Exercise prompt
Identify the lines containing the word "content". Copy each one.

Extracted records
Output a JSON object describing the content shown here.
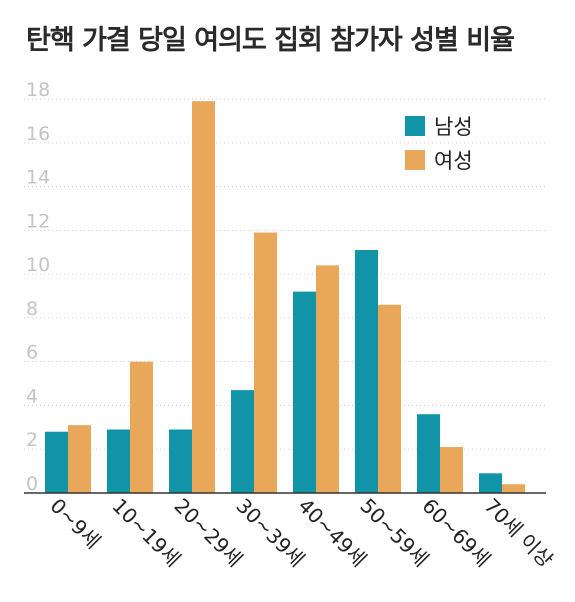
{
  "chart_data": {
    "type": "bar",
    "title": "탄핵 가결 당일 여의도 집회 참가자 성별 비율",
    "categories": [
      "0~9세",
      "10~19세",
      "20~29세",
      "30~39세",
      "40~49세",
      "50~59세",
      "60~69세",
      "70세 이상"
    ],
    "series": [
      {
        "name": "남성",
        "color": "#1193a8",
        "values": [
          2.8,
          2.9,
          2.9,
          4.7,
          9.2,
          11.1,
          3.6,
          0.9
        ]
      },
      {
        "name": "여성",
        "color": "#e9a75a",
        "values": [
          3.1,
          6.0,
          17.9,
          11.9,
          10.4,
          8.6,
          2.1,
          0.4
        ]
      }
    ],
    "ylim": [
      0,
      18
    ],
    "yticks": [
      0,
      2,
      4,
      6,
      8,
      10,
      12,
      14,
      16,
      18
    ],
    "xlabel": "",
    "ylabel": "",
    "grid": true,
    "legend": "top-right"
  }
}
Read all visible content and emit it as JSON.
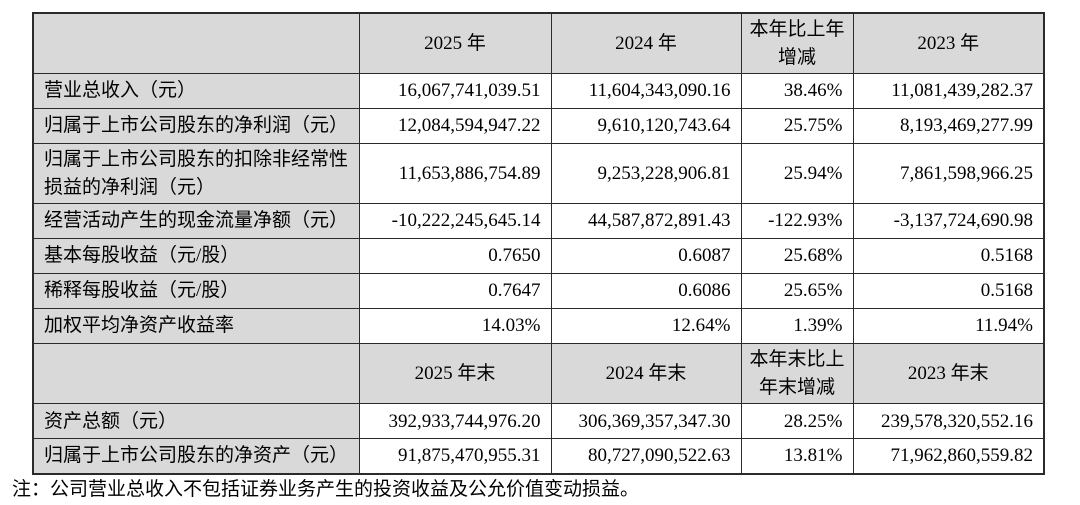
{
  "table": {
    "rows": [
      {
        "type": "header",
        "cells": [
          "",
          "2025 年",
          "2024 年",
          "本年比上年\n增减",
          "2023 年"
        ]
      },
      {
        "type": "data",
        "cells": [
          "营业总收入（元）",
          "16,067,741,039.51",
          "11,604,343,090.16",
          "38.46%",
          "11,081,439,282.37"
        ]
      },
      {
        "type": "data",
        "cells": [
          "归属于上市公司股东的净利润（元）",
          "12,084,594,947.22",
          "9,610,120,743.64",
          "25.75%",
          "8,193,469,277.99"
        ]
      },
      {
        "type": "data",
        "cells": [
          "归属于上市公司股东的扣除非经常性\n损益的净利润（元）",
          "11,653,886,754.89",
          "9,253,228,906.81",
          "25.94%",
          "7,861,598,966.25"
        ]
      },
      {
        "type": "data",
        "cells": [
          "经营活动产生的现金流量净额（元）",
          "-10,222,245,645.14",
          "44,587,872,891.43",
          "-122.93%",
          "-3,137,724,690.98"
        ]
      },
      {
        "type": "data",
        "cells": [
          "基本每股收益（元/股）",
          "0.7650",
          "0.6087",
          "25.68%",
          "0.5168"
        ]
      },
      {
        "type": "data",
        "cells": [
          "稀释每股收益（元/股）",
          "0.7647",
          "0.6086",
          "25.65%",
          "0.5168"
        ]
      },
      {
        "type": "data",
        "cells": [
          "加权平均净资产收益率",
          "14.03%",
          "12.64%",
          "1.39%",
          "11.94%"
        ]
      },
      {
        "type": "header",
        "cells": [
          "",
          "2025 年末",
          "2024 年末",
          "本年末比上\n年末增减",
          "2023 年末"
        ]
      },
      {
        "type": "data",
        "cells": [
          "资产总额（元）",
          "392,933,744,976.20",
          "306,369,357,347.30",
          "28.25%",
          "239,578,320,552.16"
        ]
      },
      {
        "type": "data",
        "cells": [
          "归属于上市公司股东的净资产（元）",
          "91,875,470,955.31",
          "80,727,090,522.63",
          "13.81%",
          "71,962,860,559.82"
        ]
      }
    ]
  },
  "note": "注：公司营业总收入不包括证券业务产生的投资收益及公允价值变动损益。",
  "colors": {
    "header_bg": "#d9d9d9",
    "border": "#2b2b2b",
    "text": "#000000",
    "background": "#ffffff"
  }
}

Expected answer
Output a JSON object describing the content shown here.
Read all visible content and emit it as JSON.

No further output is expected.